-------- RECORDS FOR PROCESSING --------
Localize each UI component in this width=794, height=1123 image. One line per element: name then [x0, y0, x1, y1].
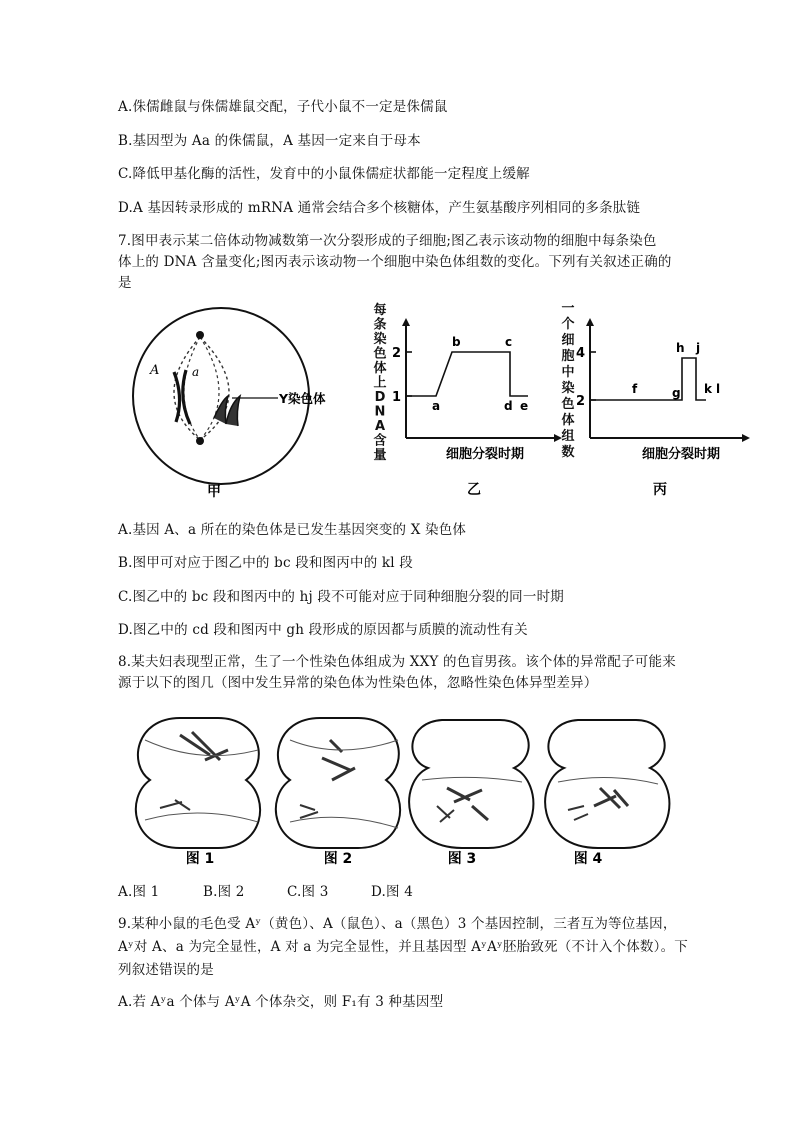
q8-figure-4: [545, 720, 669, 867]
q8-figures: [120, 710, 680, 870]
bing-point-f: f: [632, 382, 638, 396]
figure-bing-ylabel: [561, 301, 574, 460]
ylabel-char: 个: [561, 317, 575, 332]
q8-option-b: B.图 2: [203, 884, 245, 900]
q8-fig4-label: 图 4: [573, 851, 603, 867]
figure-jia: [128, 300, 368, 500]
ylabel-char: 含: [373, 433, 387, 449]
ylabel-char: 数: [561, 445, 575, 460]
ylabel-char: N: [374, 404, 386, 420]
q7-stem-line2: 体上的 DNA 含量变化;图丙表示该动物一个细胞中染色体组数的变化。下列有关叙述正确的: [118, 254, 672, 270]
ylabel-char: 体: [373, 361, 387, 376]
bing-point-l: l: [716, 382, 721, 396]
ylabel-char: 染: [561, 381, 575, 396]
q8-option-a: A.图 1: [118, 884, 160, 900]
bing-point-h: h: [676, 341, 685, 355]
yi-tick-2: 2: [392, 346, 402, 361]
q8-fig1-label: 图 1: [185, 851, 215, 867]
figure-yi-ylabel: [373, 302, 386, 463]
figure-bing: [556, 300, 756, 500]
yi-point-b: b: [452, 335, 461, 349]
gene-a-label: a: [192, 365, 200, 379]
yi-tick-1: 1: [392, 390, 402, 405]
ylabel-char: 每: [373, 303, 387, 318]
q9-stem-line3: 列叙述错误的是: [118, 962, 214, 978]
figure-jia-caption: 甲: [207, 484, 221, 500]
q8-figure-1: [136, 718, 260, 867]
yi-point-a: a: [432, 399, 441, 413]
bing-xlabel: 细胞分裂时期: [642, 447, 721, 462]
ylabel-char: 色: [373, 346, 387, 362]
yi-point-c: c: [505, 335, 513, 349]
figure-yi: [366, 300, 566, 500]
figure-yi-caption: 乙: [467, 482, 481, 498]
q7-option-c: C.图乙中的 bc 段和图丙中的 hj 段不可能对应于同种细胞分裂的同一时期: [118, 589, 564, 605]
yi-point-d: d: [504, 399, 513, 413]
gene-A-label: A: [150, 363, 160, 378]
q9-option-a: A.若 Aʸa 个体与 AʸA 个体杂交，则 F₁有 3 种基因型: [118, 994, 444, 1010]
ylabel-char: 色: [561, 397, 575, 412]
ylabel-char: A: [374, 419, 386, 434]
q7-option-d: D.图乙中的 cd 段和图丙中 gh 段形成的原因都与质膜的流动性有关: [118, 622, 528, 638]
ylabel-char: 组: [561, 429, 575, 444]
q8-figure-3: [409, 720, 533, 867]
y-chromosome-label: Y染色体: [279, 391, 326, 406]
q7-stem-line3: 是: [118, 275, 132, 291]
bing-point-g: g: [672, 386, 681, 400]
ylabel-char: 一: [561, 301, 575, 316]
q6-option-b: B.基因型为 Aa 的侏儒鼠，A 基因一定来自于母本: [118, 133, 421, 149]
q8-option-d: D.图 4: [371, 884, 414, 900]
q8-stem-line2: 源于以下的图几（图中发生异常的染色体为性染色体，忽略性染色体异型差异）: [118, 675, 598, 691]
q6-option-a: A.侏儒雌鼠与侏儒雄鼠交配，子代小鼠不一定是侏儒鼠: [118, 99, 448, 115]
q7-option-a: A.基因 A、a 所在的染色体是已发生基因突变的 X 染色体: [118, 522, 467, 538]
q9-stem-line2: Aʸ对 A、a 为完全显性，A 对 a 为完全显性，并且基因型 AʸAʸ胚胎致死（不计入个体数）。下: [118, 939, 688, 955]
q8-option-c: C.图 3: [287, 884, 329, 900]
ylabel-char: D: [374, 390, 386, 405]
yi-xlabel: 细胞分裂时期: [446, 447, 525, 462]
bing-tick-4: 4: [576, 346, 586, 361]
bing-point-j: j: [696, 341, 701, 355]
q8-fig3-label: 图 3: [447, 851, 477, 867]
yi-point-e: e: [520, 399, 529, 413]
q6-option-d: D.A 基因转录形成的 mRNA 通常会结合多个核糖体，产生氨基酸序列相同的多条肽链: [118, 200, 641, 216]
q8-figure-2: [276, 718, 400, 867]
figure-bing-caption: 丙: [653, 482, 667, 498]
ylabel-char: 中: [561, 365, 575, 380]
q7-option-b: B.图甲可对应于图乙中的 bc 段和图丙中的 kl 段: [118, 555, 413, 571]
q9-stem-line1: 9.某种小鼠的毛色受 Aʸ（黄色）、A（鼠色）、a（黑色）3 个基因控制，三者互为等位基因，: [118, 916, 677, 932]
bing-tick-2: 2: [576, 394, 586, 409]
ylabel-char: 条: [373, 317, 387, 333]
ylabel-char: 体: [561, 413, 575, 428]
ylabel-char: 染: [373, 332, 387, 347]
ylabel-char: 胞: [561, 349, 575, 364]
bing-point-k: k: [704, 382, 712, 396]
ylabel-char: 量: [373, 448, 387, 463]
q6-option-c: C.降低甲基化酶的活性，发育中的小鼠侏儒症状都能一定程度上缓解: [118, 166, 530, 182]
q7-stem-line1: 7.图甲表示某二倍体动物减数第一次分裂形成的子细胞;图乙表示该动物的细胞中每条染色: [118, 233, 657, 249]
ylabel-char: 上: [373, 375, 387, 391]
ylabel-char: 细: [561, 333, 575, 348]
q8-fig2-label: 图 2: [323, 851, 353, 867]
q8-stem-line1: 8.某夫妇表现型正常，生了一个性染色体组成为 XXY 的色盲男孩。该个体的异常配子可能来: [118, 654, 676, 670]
--------
WORK REQUEST ▸ Output the whole listing exactly. Pictures stay out.

RESULT OF THE TASK ▸
Localize each UI component in this width=794, height=1123 image. One line per element: name then [x0, y0, x1, y1].
q8-figure-4: [545, 720, 669, 867]
q8-figures: [120, 710, 680, 870]
bing-point-f: f: [632, 382, 638, 396]
figure-bing-ylabel: [561, 301, 574, 460]
ylabel-char: 个: [561, 317, 575, 332]
q8-option-b: B.图 2: [203, 884, 245, 900]
q8-fig4-label: 图 4: [573, 851, 603, 867]
figure-jia: [128, 300, 368, 500]
ylabel-char: 含: [373, 433, 387, 449]
ylabel-char: 数: [561, 445, 575, 460]
ylabel-char: N: [374, 404, 386, 420]
q7-stem-line2: 体上的 DNA 含量变化;图丙表示该动物一个细胞中染色体组数的变化。下列有关叙述正确的: [118, 254, 672, 270]
ylabel-char: 体: [373, 361, 387, 376]
bing-point-l: l: [716, 382, 721, 396]
ylabel-char: 染: [561, 381, 575, 396]
q8-option-a: A.图 1: [118, 884, 160, 900]
bing-point-h: h: [676, 341, 685, 355]
yi-tick-2: 2: [392, 346, 402, 361]
q8-fig1-label: 图 1: [185, 851, 215, 867]
figure-yi-ylabel: [373, 302, 386, 463]
figure-bing: [556, 300, 756, 500]
yi-point-b: b: [452, 335, 461, 349]
gene-a-label: a: [192, 365, 200, 379]
yi-tick-1: 1: [392, 390, 402, 405]
ylabel-char: 每: [373, 303, 387, 318]
q9-stem-line3: 列叙述错误的是: [118, 962, 214, 978]
figure-jia-caption: 甲: [207, 484, 221, 500]
q8-figure-1: [136, 718, 260, 867]
yi-point-a: a: [432, 399, 441, 413]
bing-xlabel: 细胞分裂时期: [642, 447, 721, 462]
ylabel-char: 色: [373, 346, 387, 362]
yi-point-c: c: [505, 335, 513, 349]
figure-yi: [366, 300, 566, 500]
figure-yi-caption: 乙: [467, 482, 481, 498]
q7-option-c: C.图乙中的 bc 段和图丙中的 hj 段不可能对应于同种细胞分裂的同一时期: [118, 589, 564, 605]
yi-point-d: d: [504, 399, 513, 413]
gene-A-label: A: [150, 363, 160, 378]
q9-option-a: A.若 Aʸa 个体与 AʸA 个体杂交，则 F₁有 3 种基因型: [118, 994, 444, 1010]
ylabel-char: 色: [561, 397, 575, 412]
ylabel-char: A: [374, 419, 386, 434]
q7-option-d: D.图乙中的 cd 段和图丙中 gh 段形成的原因都与质膜的流动性有关: [118, 622, 528, 638]
ylabel-char: 组: [561, 429, 575, 444]
q8-figure-3: [409, 720, 533, 867]
y-chromosome-label: Y染色体: [279, 391, 326, 406]
q7-stem-line3: 是: [118, 275, 132, 291]
bing-point-g: g: [672, 386, 681, 400]
ylabel-char: 一: [561, 301, 575, 316]
q6-option-b: B.基因型为 Aa 的侏儒鼠，A 基因一定来自于母本: [118, 133, 421, 149]
q8-option-d: D.图 4: [371, 884, 414, 900]
q8-stem-line2: 源于以下的图几（图中发生异常的染色体为性染色体，忽略性染色体异型差异）: [118, 675, 598, 691]
q6-option-a: A.侏儒雌鼠与侏儒雄鼠交配，子代小鼠不一定是侏儒鼠: [118, 99, 448, 115]
q7-option-a: A.基因 A、a 所在的染色体是已发生基因突变的 X 染色体: [118, 522, 467, 538]
q9-stem-line2: Aʸ对 A、a 为完全显性，A 对 a 为完全显性，并且基因型 AʸAʸ胚胎致死（不计入个体数）。下: [118, 939, 688, 955]
q8-option-c: C.图 3: [287, 884, 329, 900]
ylabel-char: D: [374, 390, 386, 405]
yi-xlabel: 细胞分裂时期: [446, 447, 525, 462]
bing-tick-4: 4: [576, 346, 586, 361]
bing-point-j: j: [696, 341, 701, 355]
q8-fig3-label: 图 3: [447, 851, 477, 867]
yi-point-e: e: [520, 399, 529, 413]
q6-option-d: D.A 基因转录形成的 mRNA 通常会结合多个核糖体，产生氨基酸序列相同的多条肽链: [118, 200, 641, 216]
q8-figure-2: [276, 718, 400, 867]
figure-bing-caption: 丙: [653, 482, 667, 498]
ylabel-char: 中: [561, 365, 575, 380]
q7-option-b: B.图甲可对应于图乙中的 bc 段和图丙中的 kl 段: [118, 555, 413, 571]
q9-stem-line1: 9.某种小鼠的毛色受 Aʸ（黄色）、A（鼠色）、a（黑色）3 个基因控制，三者互为等位基因，: [118, 916, 677, 932]
bing-tick-2: 2: [576, 394, 586, 409]
ylabel-char: 条: [373, 317, 387, 333]
ylabel-char: 体: [561, 413, 575, 428]
ylabel-char: 染: [373, 332, 387, 347]
ylabel-char: 胞: [561, 349, 575, 364]
bing-point-k: k: [704, 382, 712, 396]
ylabel-char: 量: [373, 448, 387, 463]
q6-option-c: C.降低甲基化酶的活性，发育中的小鼠侏儒症状都能一定程度上缓解: [118, 166, 530, 182]
q7-stem-line1: 7.图甲表示某二倍体动物减数第一次分裂形成的子细胞;图乙表示该动物的细胞中每条染色: [118, 233, 657, 249]
ylabel-char: 上: [373, 375, 387, 391]
ylabel-char: 细: [561, 333, 575, 348]
q8-fig2-label: 图 2: [323, 851, 353, 867]
q8-stem-line1: 8.某夫妇表现型正常，生了一个性染色体组成为 XXY 的色盲男孩。该个体的异常配子可能来: [118, 654, 676, 670]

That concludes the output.